──────── Recorded information ────────

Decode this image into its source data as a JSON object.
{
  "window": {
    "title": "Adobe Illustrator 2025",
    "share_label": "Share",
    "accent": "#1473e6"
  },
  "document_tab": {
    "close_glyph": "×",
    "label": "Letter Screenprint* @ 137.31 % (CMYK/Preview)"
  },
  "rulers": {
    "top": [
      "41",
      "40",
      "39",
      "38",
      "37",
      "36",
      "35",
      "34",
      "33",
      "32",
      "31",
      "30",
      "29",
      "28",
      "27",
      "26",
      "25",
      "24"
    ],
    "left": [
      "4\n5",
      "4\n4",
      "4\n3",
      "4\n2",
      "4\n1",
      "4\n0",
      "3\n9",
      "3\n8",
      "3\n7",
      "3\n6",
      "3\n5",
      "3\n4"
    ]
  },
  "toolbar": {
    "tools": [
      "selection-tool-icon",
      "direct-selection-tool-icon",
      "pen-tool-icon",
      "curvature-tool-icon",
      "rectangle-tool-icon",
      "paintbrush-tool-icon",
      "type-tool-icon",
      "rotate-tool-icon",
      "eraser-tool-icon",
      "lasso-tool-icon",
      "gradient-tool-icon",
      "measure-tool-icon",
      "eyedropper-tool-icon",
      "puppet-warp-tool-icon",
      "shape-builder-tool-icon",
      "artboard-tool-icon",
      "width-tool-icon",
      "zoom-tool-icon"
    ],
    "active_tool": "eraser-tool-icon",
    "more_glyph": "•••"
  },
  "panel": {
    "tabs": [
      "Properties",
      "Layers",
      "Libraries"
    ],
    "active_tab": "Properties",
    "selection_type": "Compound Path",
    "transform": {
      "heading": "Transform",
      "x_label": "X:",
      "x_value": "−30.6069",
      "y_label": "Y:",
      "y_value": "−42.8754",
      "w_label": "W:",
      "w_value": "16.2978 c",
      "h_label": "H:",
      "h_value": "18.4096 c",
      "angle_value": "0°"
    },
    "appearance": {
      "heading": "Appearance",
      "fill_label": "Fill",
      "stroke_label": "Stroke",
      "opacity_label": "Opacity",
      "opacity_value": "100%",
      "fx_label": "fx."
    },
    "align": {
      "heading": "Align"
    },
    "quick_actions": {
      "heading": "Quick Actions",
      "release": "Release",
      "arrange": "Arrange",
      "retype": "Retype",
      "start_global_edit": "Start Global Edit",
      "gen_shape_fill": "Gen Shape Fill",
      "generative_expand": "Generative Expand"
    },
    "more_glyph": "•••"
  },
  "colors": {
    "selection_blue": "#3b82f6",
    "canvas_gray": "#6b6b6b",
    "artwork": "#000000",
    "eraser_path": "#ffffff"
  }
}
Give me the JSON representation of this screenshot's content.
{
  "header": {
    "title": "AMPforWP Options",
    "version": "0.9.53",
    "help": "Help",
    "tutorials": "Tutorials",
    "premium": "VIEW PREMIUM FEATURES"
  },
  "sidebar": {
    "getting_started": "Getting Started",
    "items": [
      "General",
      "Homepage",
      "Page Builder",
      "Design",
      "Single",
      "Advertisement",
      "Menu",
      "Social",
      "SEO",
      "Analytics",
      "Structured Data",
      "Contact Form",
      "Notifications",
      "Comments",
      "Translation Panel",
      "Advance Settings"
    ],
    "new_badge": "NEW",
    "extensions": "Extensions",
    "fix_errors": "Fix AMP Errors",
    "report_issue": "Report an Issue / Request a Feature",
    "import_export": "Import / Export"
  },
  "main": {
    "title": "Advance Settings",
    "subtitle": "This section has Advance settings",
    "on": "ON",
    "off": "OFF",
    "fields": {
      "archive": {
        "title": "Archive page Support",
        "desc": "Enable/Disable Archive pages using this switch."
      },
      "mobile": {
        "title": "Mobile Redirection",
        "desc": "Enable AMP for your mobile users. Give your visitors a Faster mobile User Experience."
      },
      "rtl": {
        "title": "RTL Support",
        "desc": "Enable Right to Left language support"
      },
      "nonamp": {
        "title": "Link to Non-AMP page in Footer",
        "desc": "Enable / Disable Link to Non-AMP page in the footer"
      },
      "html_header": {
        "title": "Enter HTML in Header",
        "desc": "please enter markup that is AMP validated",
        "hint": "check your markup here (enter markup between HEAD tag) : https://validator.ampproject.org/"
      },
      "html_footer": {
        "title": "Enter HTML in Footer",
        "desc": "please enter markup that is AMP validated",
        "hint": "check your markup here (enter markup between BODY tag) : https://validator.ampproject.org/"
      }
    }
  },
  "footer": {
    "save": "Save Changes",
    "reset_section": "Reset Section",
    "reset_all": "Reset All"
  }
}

────────

▶ _Task instructions_
All of the data shown above must be copied exactly.

▶ _Full answer_
Decode this image into its source data as a JSON object.
{
  "window": {
    "title": "Adobe Illustrator 2025",
    "share_label": "Share",
    "accent": "#1473e6"
  },
  "document_tab": {
    "close_glyph": "×",
    "label": "Letter Screenprint* @ 137.31 % (CMYK/Preview)"
  },
  "rulers": {
    "top": [
      "41",
      "40",
      "39",
      "38",
      "37",
      "36",
      "35",
      "34",
      "33",
      "32",
      "31",
      "30",
      "29",
      "28",
      "27",
      "26",
      "25",
      "24"
    ],
    "left": [
      "4\n5",
      "4\n4",
      "4\n3",
      "4\n2",
      "4\n1",
      "4\n0",
      "3\n9",
      "3\n8",
      "3\n7",
      "3\n6",
      "3\n5",
      "3\n4"
    ]
  },
  "toolbar": {
    "tools": [
      "selection-tool-icon",
      "direct-selection-tool-icon",
      "pen-tool-icon",
      "curvature-tool-icon",
      "rectangle-tool-icon",
      "paintbrush-tool-icon",
      "type-tool-icon",
      "rotate-tool-icon",
      "eraser-tool-icon",
      "lasso-tool-icon",
      "gradient-tool-icon",
      "measure-tool-icon",
      "eyedropper-tool-icon",
      "puppet-warp-tool-icon",
      "shape-builder-tool-icon",
      "artboard-tool-icon",
      "width-tool-icon",
      "zoom-tool-icon"
    ],
    "active_tool": "eraser-tool-icon",
    "more_glyph": "•••"
  },
  "panel": {
    "tabs": [
      "Properties",
      "Layers",
      "Libraries"
    ],
    "active_tab": "Properties",
    "selection_type": "Compound Path",
    "transform": {
      "heading": "Transform",
      "x_label": "X:",
      "x_value": "−30.6069",
      "y_label": "Y:",
      "y_value": "−42.8754",
      "w_label": "W:",
      "w_value": "16.2978 c",
      "h_label": "H:",
      "h_value": "18.4096 c",
      "angle_value": "0°"
    },
    "appearance": {
      "heading": "Appearance",
      "fill_label": "Fill",
      "stroke_label": "Stroke",
      "opacity_label": "Opacity",
      "opacity_value": "100%",
      "fx_label": "fx."
    },
    "align": {
      "heading": "Align"
    },
    "quick_actions": {
      "heading": "Quick Actions",
      "release": "Release",
      "arrange": "Arrange",
      "retype": "Retype",
      "start_global_edit": "Start Global Edit",
      "gen_shape_fill": "Gen Shape Fill",
      "generative_expand": "Generative Expand"
    },
    "more_glyph": "•••"
  },
  "colors": {
    "selection_blue": "#3b82f6",
    "canvas_gray": "#6b6b6b",
    "artwork": "#000000",
    "eraser_path": "#ffffff"
  }
}
Give me the JSON representation of this screenshot's content.
{
  "header": {
    "title": "AMPforWP Options",
    "version": "0.9.53",
    "help": "Help",
    "tutorials": "Tutorials",
    "premium": "VIEW PREMIUM FEATURES"
  },
  "sidebar": {
    "getting_started": "Getting Started",
    "items": [
      "General",
      "Homepage",
      "Page Builder",
      "Design",
      "Single",
      "Advertisement",
      "Menu",
      "Social",
      "SEO",
      "Analytics",
      "Structured Data",
      "Contact Form",
      "Notifications",
      "Comments",
      "Translation Panel",
      "Advance Settings"
    ],
    "new_badge": "NEW",
    "extensions": "Extensions",
    "fix_errors": "Fix AMP Errors",
    "report_issue": "Report an Issue / Request a Feature",
    "import_export": "Import / Export"
  },
  "main": {
    "title": "Advance Settings",
    "subtitle": "This section has Advance settings",
    "on": "ON",
    "off": "OFF",
    "fields": {
      "archive": {
        "title": "Archive page Support",
        "desc": "Enable/Disable Archive pages using this switch."
      },
      "mobile": {
        "title": "Mobile Redirection",
        "desc": "Enable AMP for your mobile users. Give your visitors a Faster mobile User Experience."
      },
      "rtl": {
        "title": "RTL Support",
        "desc": "Enable Right to Left language support"
      },
      "nonamp": {
        "title": "Link to Non-AMP page in Footer",
        "desc": "Enable / Disable Link to Non-AMP page in the footer"
      },
      "html_header": {
        "title": "Enter HTML in Header",
        "desc": "please enter markup that is AMP validated",
        "hint": "check your markup here (enter markup between HEAD tag) : https://validator.ampproject.org/"
      },
      "html_footer": {
        "title": "Enter HTML in Footer",
        "desc": "please enter markup that is AMP validated",
        "hint": "check your markup here (enter markup between BODY tag) : https://validator.ampproject.org/"
      }
    }
  },
  "footer": {
    "save": "Save Changes",
    "reset_section": "Reset Section",
    "reset_all": "Reset All"
  }
}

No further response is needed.